By Theorem 2, we can naturally infer the fact that the upper bound of the variance decreases quickly, as L is close to m.
3.3 Bayesian optimization over sets
For Bayesian optimization over \({{\mathcal {X}}_{{\text {set}}}}\), the goal is to identify the set \({\mathbf {X}}\in {{\mathcal {X}}_{{\text {set}}}}\) such that a given function \(f: {{\mathcal {X}}_{{\text {set}}}}\rightarrow {\mathbb {R}}\) is minimized. As shown in Algorithm 2, Bayesian optimization over sets follows similar steps as laid out in Sect. 2, except that it involves the space of set inputs and requires a surrogate function on \({{\mathcal {X}}_{{\text {set}}}}\). As we have already indicated, we plan to use a GP surrogate function, with prior covariance defined either with (2) or (4) and a Matérn 5/2 inner kernel k.
A GP model requires computation on the order of \({\mathcal {O}}(n^3)\) at the nth step of the Bayesian optimization because the \({\mathsf {K}}\) matrix must be inverted. Compared to the complexity for computing a full version of the set kernel \({\mathcal {O}}(n^2 m^2 d)\), the complexity of computing the inverse is smaller if roughly \(m \ge n\) (that is, computing the matrix can be as costly or more costly than inverting it). Because Bayesian optimization is efficient sampling-based global optimization, n is small and the situation \(m \ge n\) is reasonable. Therefore, the computation reduction by our approximation can be effective in reducing complexity of all steps for Bayesian optimization over sets.

### WORK TO COMPLETE
(1) Answer these questions about the text on Bayesian optimization over sets:
(a) Which inner kernel does the text plan to use with the GP surrogate function?
(b) Why does a GP model require computation on the order of O(n^3) at the nth step?
(c) According to the text, why is n small?
(2) Write out the text on Bayesian optimization over sets from "3.3 Bayesian optimization" to "inner kernel k.".

### DATASET CONTENT

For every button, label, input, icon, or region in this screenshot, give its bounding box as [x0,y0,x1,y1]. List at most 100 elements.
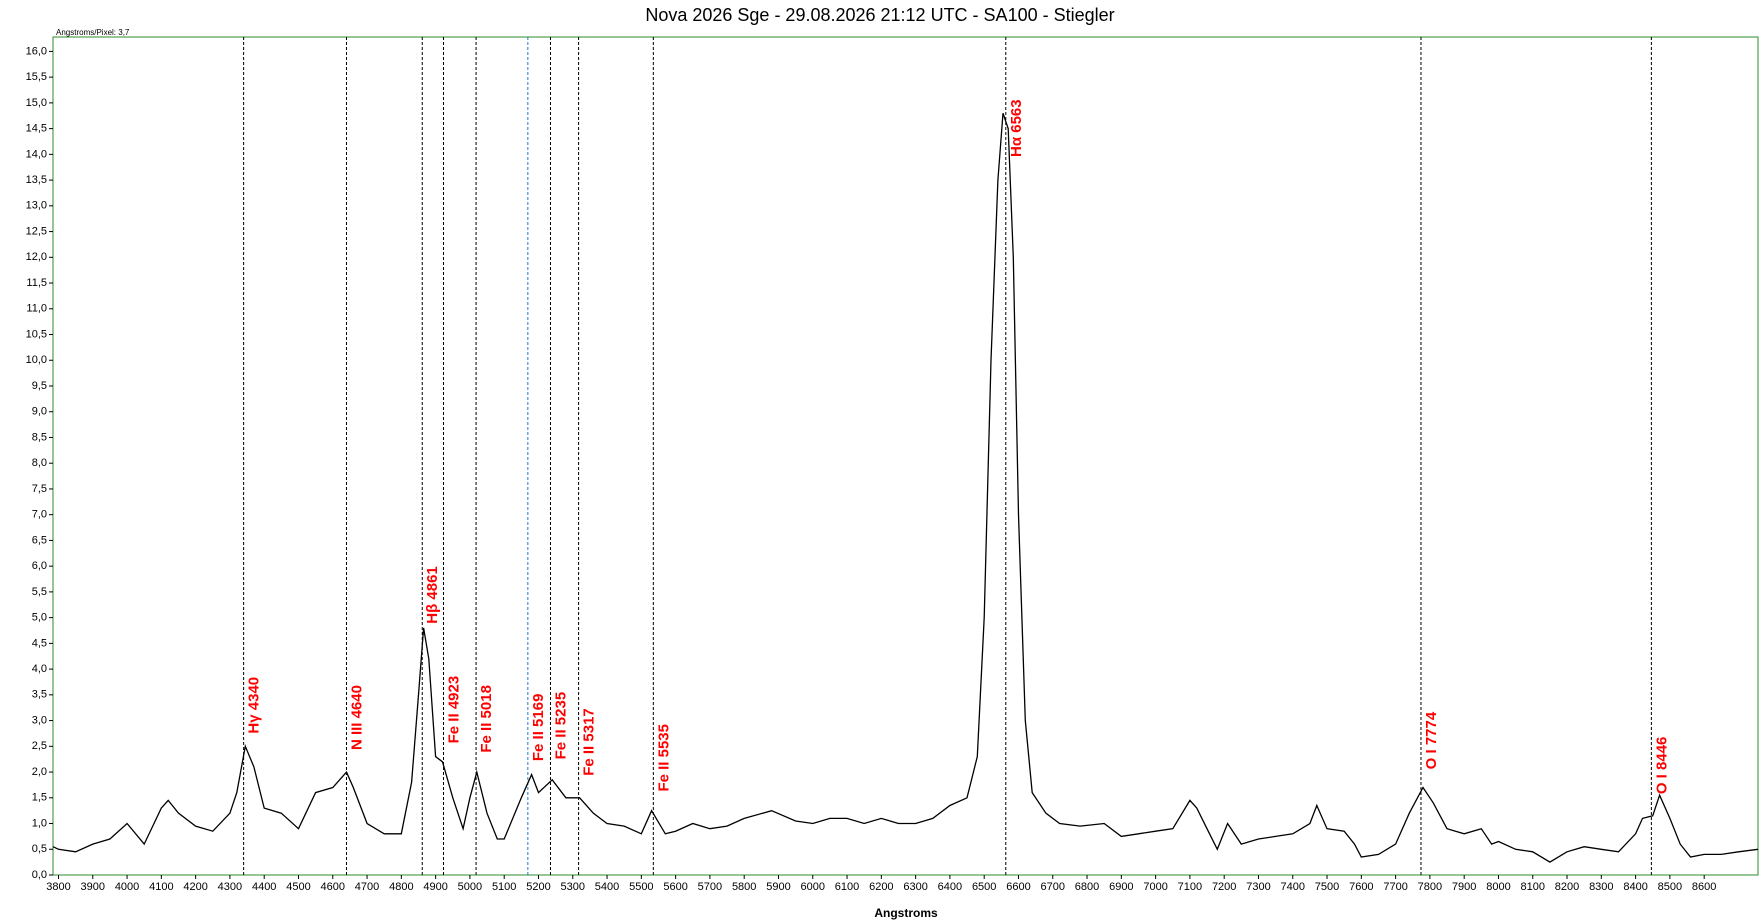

### SOLUTIONS BELOW
(1)
(a) A Matérn 5/2 inner kernel k.
(b) Because the K matrix must be inverted.
(c) Because Bayesian optimization is efficient sampling-based global optimization.

(2)
3.3 Bayesian optimization over sets
For Bayesian optimization over \({{\mathcal {X}}_{{\text {set}}}}\), the goal is to identify the set \({\mathbf {X}}\in {{\mathcal {X}}_{{\text {set}}}}\) such that a given function \(f: {{\mathcal {X}}_{{\text {set}}}}\rightarrow {\mathbb {R}}\) is minimized. As shown in Algorithm 2, Bayesian optimization over sets follows similar steps as laid out in Sect. 2, except that it involves the space of set inputs and requires a surrogate function on \({{\mathcal {X}}_{{\text {set}}}}\). As we have already indicated, we plan to use a GP surrogate function, with prior covariance defined either with (2) or (4) and a Matérn 5/2 inner kernel k.